§ **Your task**:
Copy each line of the records that contains the word "Zero".

>> Start Data provided

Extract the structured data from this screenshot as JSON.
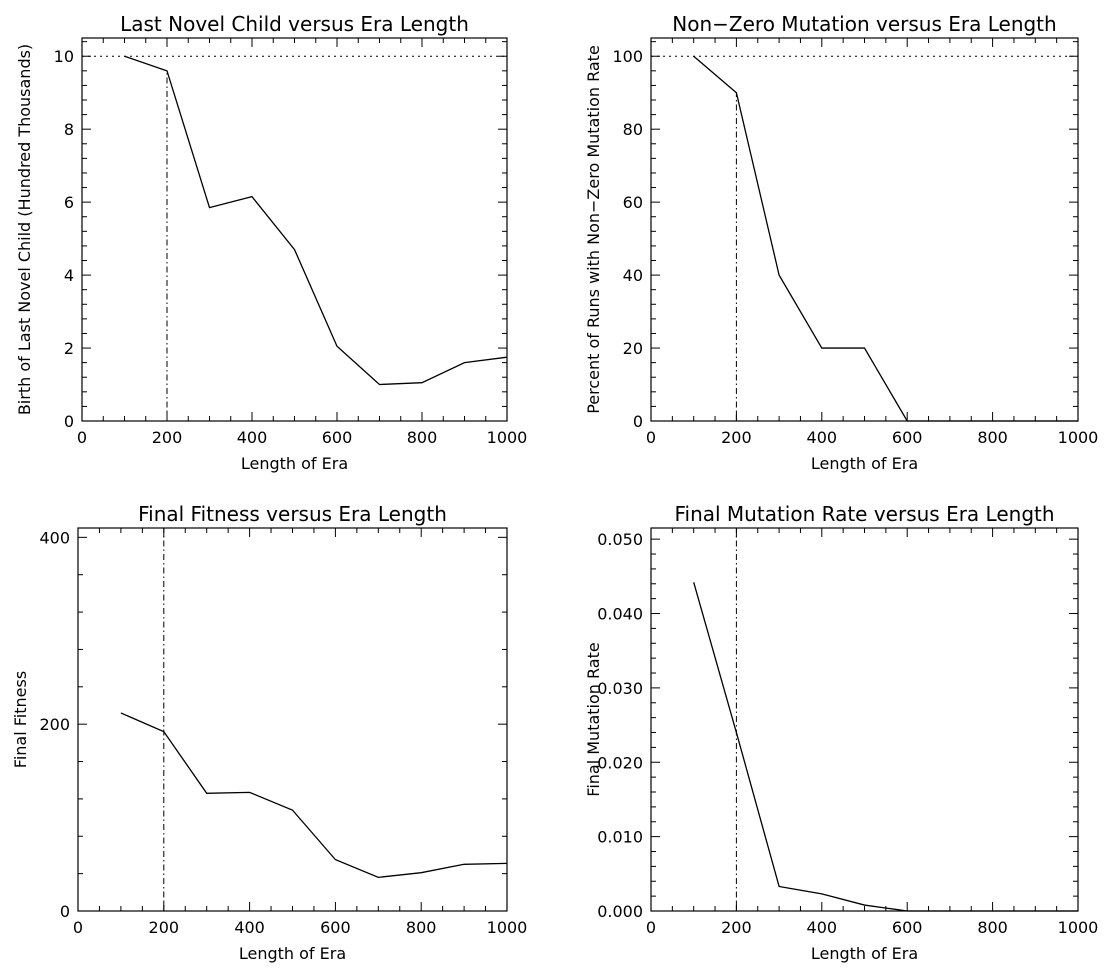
{
  "chart_data": [
    {
      "type": "line",
      "title": "Last Novel Child versus Era Length",
      "xlabel": "Length of Era",
      "ylabel": "Birth of Last Novel Child (Hundred Thousands)",
      "xlim": [
        0,
        1000
      ],
      "ylim": [
        0,
        10.5
      ],
      "xticks": [
        0,
        200,
        400,
        600,
        800,
        1000
      ],
      "yticks": [
        0,
        2,
        4,
        6,
        8,
        10
      ],
      "ytick_labels": [
        "0",
        "2",
        "4",
        "6",
        "8",
        "10"
      ],
      "series": [
        {
          "x": [
            100,
            200,
            300,
            400,
            500,
            600,
            700,
            800,
            900,
            1000
          ],
          "y": [
            10.0,
            9.6,
            5.85,
            6.15,
            4.7,
            2.05,
            1.0,
            1.05,
            1.6,
            1.75
          ]
        }
      ],
      "reference_lines": [
        {
          "orientation": "horizontal",
          "value": 10,
          "style": "dotted"
        },
        {
          "orientation": "vertical",
          "value": 200,
          "to": 9.6,
          "style": "dash-dot"
        }
      ]
    },
    {
      "type": "line",
      "title": "Non−Zero Mutation versus Era Length",
      "xlabel": "Length of Era",
      "ylabel": "Percent of Runs with Non−Zero Mutation Rate",
      "xlim": [
        0,
        1000
      ],
      "ylim": [
        0,
        105
      ],
      "xticks": [
        0,
        200,
        400,
        600,
        800,
        1000
      ],
      "yticks": [
        0,
        20,
        40,
        60,
        80,
        100
      ],
      "ytick_labels": [
        "0",
        "20",
        "40",
        "60",
        "80",
        "100"
      ],
      "series": [
        {
          "x": [
            100,
            200,
            300,
            400,
            500,
            600,
            700,
            800,
            900,
            1000
          ],
          "y": [
            100,
            90,
            40,
            20,
            20,
            0,
            0,
            0,
            0,
            0
          ]
        }
      ],
      "reference_lines": [
        {
          "orientation": "horizontal",
          "value": 100,
          "style": "dotted"
        },
        {
          "orientation": "vertical",
          "value": 200,
          "to": 90,
          "style": "dash-dot"
        }
      ]
    },
    {
      "type": "line",
      "title": "Final Fitness versus Era Length",
      "xlabel": "Length of Era",
      "ylabel": "Final Fitness",
      "xlim": [
        0,
        1000
      ],
      "ylim": [
        0,
        410
      ],
      "xticks": [
        0,
        200,
        400,
        600,
        800,
        1000
      ],
      "yticks": [
        0,
        200,
        400
      ],
      "ytick_labels": [
        "0",
        "200",
        "400"
      ],
      "series": [
        {
          "x": [
            100,
            200,
            300,
            400,
            500,
            600,
            700,
            800,
            900,
            1000
          ],
          "y": [
            212,
            192,
            126,
            127,
            108,
            55,
            36,
            41,
            50,
            51
          ]
        }
      ],
      "reference_lines": [
        {
          "orientation": "vertical",
          "value": 200,
          "to": 410,
          "style": "dash-dot"
        }
      ]
    },
    {
      "type": "line",
      "title": "Final Mutation Rate versus Era Length",
      "xlabel": "Length of Era",
      "ylabel": "Final Mutation Rate",
      "xlim": [
        0,
        1000
      ],
      "ylim": [
        0,
        0.0515
      ],
      "xticks": [
        0,
        200,
        400,
        600,
        800,
        1000
      ],
      "yticks": [
        0,
        0.01,
        0.02,
        0.03,
        0.04,
        0.05
      ],
      "ytick_labels": [
        "0.000",
        "0.010",
        "0.020",
        "0.030",
        "0.040",
        "0.050"
      ],
      "series": [
        {
          "x": [
            100,
            200,
            300,
            400,
            500,
            600,
            700,
            800,
            900,
            1000
          ],
          "y": [
            0.0442,
            0.024,
            0.0033,
            0.0023,
            0.0008,
            0,
            0,
            0,
            0,
            0
          ]
        }
      ],
      "reference_lines": [
        {
          "orientation": "vertical",
          "value": 200,
          "to": 0.0515,
          "style": "dash-dot"
        }
      ]
    }
  ]
}
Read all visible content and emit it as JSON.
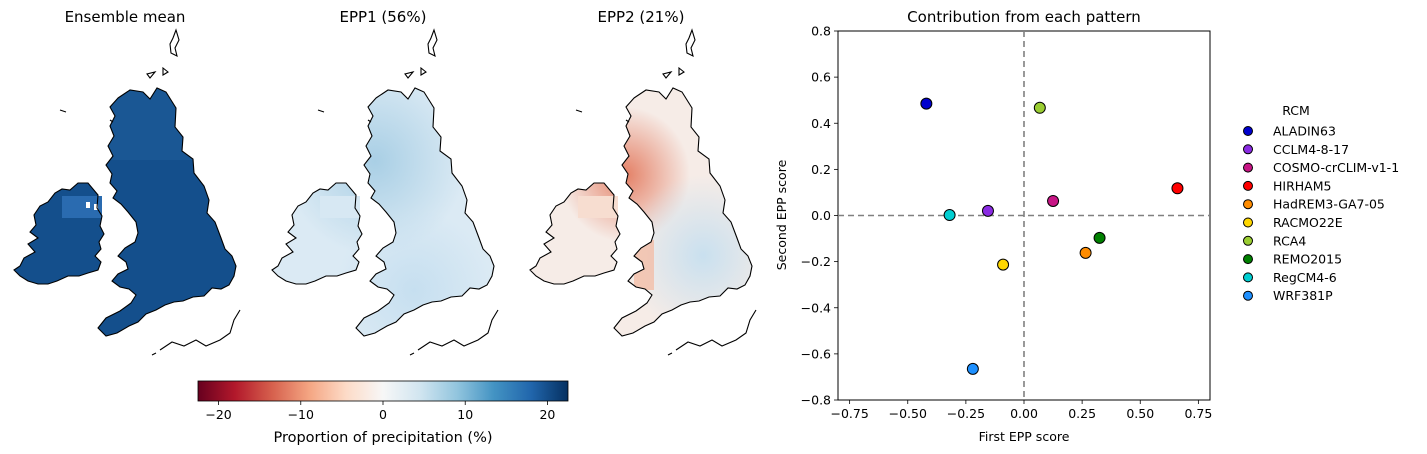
{
  "maps": {
    "panels": [
      {
        "title": "Ensemble mean",
        "variant": "mean"
      },
      {
        "title": "EPP1 (56%)",
        "variant": "epp1"
      },
      {
        "title": "EPP2 (21%)",
        "variant": "epp2"
      }
    ],
    "colorbar": {
      "label": "Proportion of precipitation (%)",
      "range": [
        -22.5,
        22.5
      ],
      "ticks": [
        -20,
        -10,
        0,
        10,
        20
      ],
      "tick_labels": [
        "−20",
        "−10",
        "0",
        "10",
        "20"
      ],
      "colormap": "RdBu",
      "colors": [
        "#67001f",
        "#b2182b",
        "#d6604d",
        "#f4a582",
        "#fddbc7",
        "#f7f7f7",
        "#d1e5f0",
        "#92c5de",
        "#4393c3",
        "#2166ac",
        "#053061"
      ]
    }
  },
  "chart_data": {
    "type": "scatter",
    "title": "Contribution from each pattern",
    "xlabel": "First EPP score",
    "ylabel": "Second EPP score",
    "xlim": [
      -0.8,
      0.8
    ],
    "ylim": [
      -0.8,
      0.8
    ],
    "xticks": [
      -0.75,
      -0.5,
      -0.25,
      0.0,
      0.25,
      0.5,
      0.75
    ],
    "xtick_labels": [
      "−0.75",
      "−0.50",
      "−0.25",
      "0.00",
      "0.25",
      "0.50",
      "0.75"
    ],
    "yticks": [
      -0.8,
      -0.6,
      -0.4,
      -0.2,
      0.0,
      0.2,
      0.4,
      0.6,
      0.8
    ],
    "ytick_labels": [
      "−0.8",
      "−0.6",
      "−0.4",
      "−0.2",
      "0.0",
      "0.2",
      "0.4",
      "0.6",
      "0.8"
    ],
    "reference_lines": {
      "x": 0,
      "y": 0,
      "style": "dashed",
      "color": "#808080"
    },
    "grid": false,
    "legend": {
      "title": "RCM",
      "placement": "outside right"
    },
    "points": [
      {
        "name": "ALADIN63",
        "x": -0.42,
        "y": 0.485,
        "color": "#0000cd"
      },
      {
        "name": "CCLM4-8-17",
        "x": -0.155,
        "y": 0.02,
        "color": "#8a2be2"
      },
      {
        "name": "COSMO-crCLIM-v1-1",
        "x": 0.125,
        "y": 0.063,
        "color": "#c71585"
      },
      {
        "name": "HIRHAM5",
        "x": 0.66,
        "y": 0.118,
        "color": "#ff0000"
      },
      {
        "name": "HadREM3-GA7-05",
        "x": 0.265,
        "y": -0.162,
        "color": "#ff8c00"
      },
      {
        "name": "RACMO22E",
        "x": -0.09,
        "y": -0.213,
        "color": "#ffd700"
      },
      {
        "name": "RCA4",
        "x": 0.068,
        "y": 0.467,
        "color": "#9acd32"
      },
      {
        "name": "REMO2015",
        "x": 0.325,
        "y": -0.097,
        "color": "#008000"
      },
      {
        "name": "RegCM4-6",
        "x": -0.32,
        "y": 0.002,
        "color": "#00ced1"
      },
      {
        "name": "WRF381P",
        "x": -0.22,
        "y": -0.665,
        "color": "#1e90ff"
      }
    ]
  }
}
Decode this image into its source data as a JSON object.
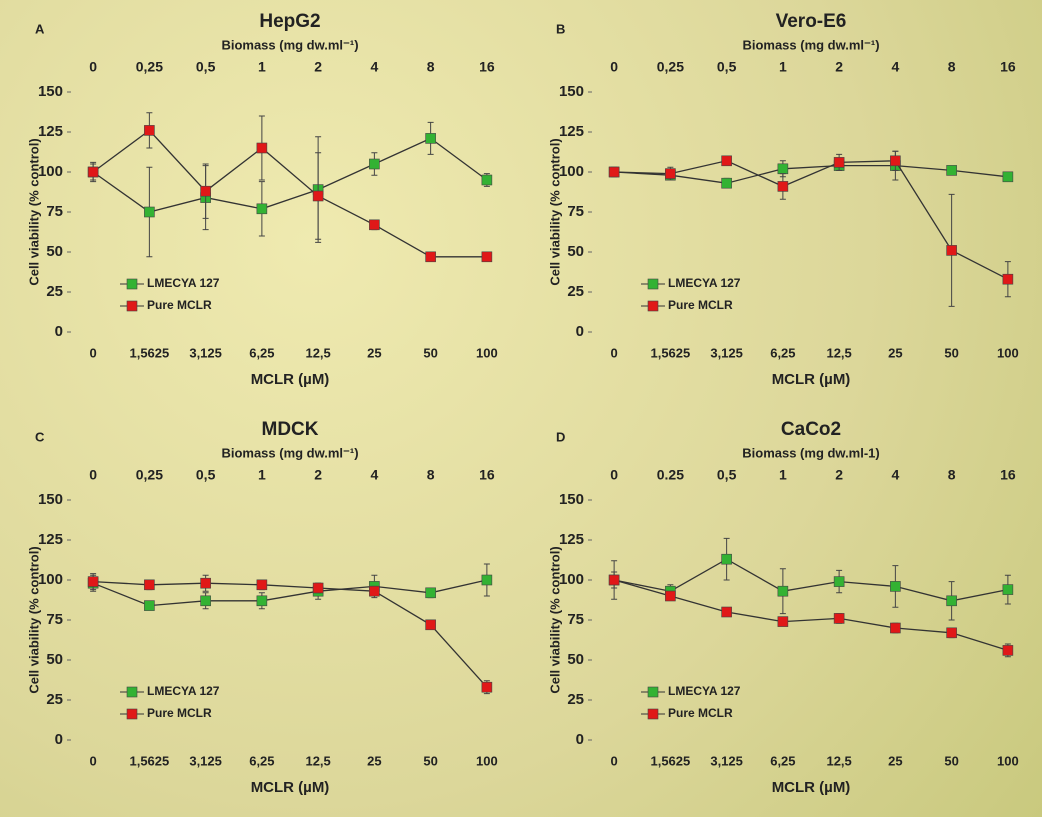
{
  "chart_data": [
    {
      "type": "line",
      "panel": "A",
      "title": "HepG2",
      "top_axis_label": "Biomass (mg dw.ml⁻¹)",
      "top_categories": [
        "0",
        "0,25",
        "0,5",
        "1",
        "2",
        "4",
        "8",
        "16"
      ],
      "categories": [
        "0",
        "1,5625",
        "3,125",
        "6,25",
        "12,5",
        "25",
        "50",
        "100"
      ],
      "x_label": "MCLR (µM)",
      "y_label": "Cell viability (% control)",
      "ylim": [
        0,
        150
      ],
      "yticks": [
        0,
        25,
        50,
        75,
        100,
        125,
        150
      ],
      "series": [
        {
          "name": "LMECYA 127",
          "color": "#33b233",
          "values": [
            100,
            75,
            84,
            77,
            89,
            105,
            121,
            95
          ],
          "errors": [
            5,
            28,
            20,
            17,
            33,
            7,
            10,
            4
          ]
        },
        {
          "name": "Pure MCLR",
          "color": "#e01818",
          "values": [
            100,
            126,
            88,
            115,
            85,
            67,
            47,
            47
          ],
          "errors": [
            6,
            11,
            17,
            20,
            27,
            3,
            1,
            1
          ]
        }
      ]
    },
    {
      "type": "line",
      "panel": "B",
      "title": "Vero-E6",
      "top_axis_label": "Biomass (mg dw.ml⁻¹)",
      "top_categories": [
        "0",
        "0,25",
        "0,5",
        "1",
        "2",
        "4",
        "8",
        "16"
      ],
      "categories": [
        "0",
        "1,5625",
        "3,125",
        "6,25",
        "12,5",
        "25",
        "50",
        "100"
      ],
      "x_label": "MCLR (µM)",
      "y_label": "Cell viability (% control)",
      "ylim": [
        0,
        150
      ],
      "yticks": [
        0,
        25,
        50,
        75,
        100,
        125,
        150
      ],
      "series": [
        {
          "name": "LMECYA 127",
          "color": "#33b233",
          "values": [
            100,
            98,
            93,
            102,
            104,
            104,
            101,
            97
          ],
          "errors": [
            3,
            3,
            3,
            5,
            3,
            9,
            2,
            2
          ]
        },
        {
          "name": "Pure MCLR",
          "color": "#e01818",
          "values": [
            100,
            99,
            107,
            91,
            106,
            107,
            51,
            33
          ],
          "errors": [
            2,
            4,
            2,
            8,
            5,
            6,
            35,
            11
          ]
        }
      ]
    },
    {
      "type": "line",
      "panel": "C",
      "title": "MDCK",
      "top_axis_label": "Biomass (mg dw.ml⁻¹)",
      "top_categories": [
        "0",
        "0,25",
        "0,5",
        "1",
        "2",
        "4",
        "8",
        "16"
      ],
      "categories": [
        "0",
        "1,5625",
        "3,125",
        "6,25",
        "12,5",
        "25",
        "50",
        "100"
      ],
      "x_label": "MCLR (µM)",
      "y_label": "Cell viability (% control)",
      "ylim": [
        0,
        150
      ],
      "yticks": [
        0,
        25,
        50,
        75,
        100,
        125,
        150
      ],
      "series": [
        {
          "name": "LMECYA 127",
          "color": "#33b233",
          "values": [
            98,
            84,
            87,
            87,
            93,
            96,
            92,
            100
          ],
          "errors": [
            5,
            2,
            5,
            5,
            5,
            7,
            3,
            10
          ]
        },
        {
          "name": "Pure MCLR",
          "color": "#e01818",
          "values": [
            99,
            97,
            98,
            97,
            95,
            93,
            72,
            33
          ],
          "errors": [
            5,
            3,
            5,
            3,
            3,
            3,
            2,
            4
          ]
        }
      ]
    },
    {
      "type": "line",
      "panel": "D",
      "title": "CaCo2",
      "top_axis_label": "Biomass (mg dw.ml-1)",
      "top_categories": [
        "0",
        "0.25",
        "0,5",
        "1",
        "2",
        "4",
        "8",
        "16"
      ],
      "categories": [
        "0",
        "1,5625",
        "3,125",
        "6,25",
        "12,5",
        "25",
        "50",
        "100"
      ],
      "x_label": "MCLR (µM)",
      "y_label": "Cell viability (% control)",
      "ylim": [
        0,
        150
      ],
      "yticks": [
        0,
        25,
        50,
        75,
        100,
        125,
        150
      ],
      "series": [
        {
          "name": "LMECYA 127",
          "color": "#33b233",
          "values": [
            100,
            93,
            113,
            93,
            99,
            96,
            87,
            94
          ],
          "errors": [
            12,
            4,
            13,
            14,
            7,
            13,
            12,
            9
          ]
        },
        {
          "name": "Pure MCLR",
          "color": "#e01818",
          "values": [
            100,
            90,
            80,
            74,
            76,
            70,
            67,
            56
          ],
          "errors": [
            5,
            2,
            2,
            2,
            3,
            3,
            3,
            4
          ]
        }
      ]
    }
  ]
}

>> End Data provided

§ **Exercise output**:
      "title": "Non−Zero Mutation versus Era Length",
      "ylabel": "Percent of Runs with Non−Zero Mutation Rate",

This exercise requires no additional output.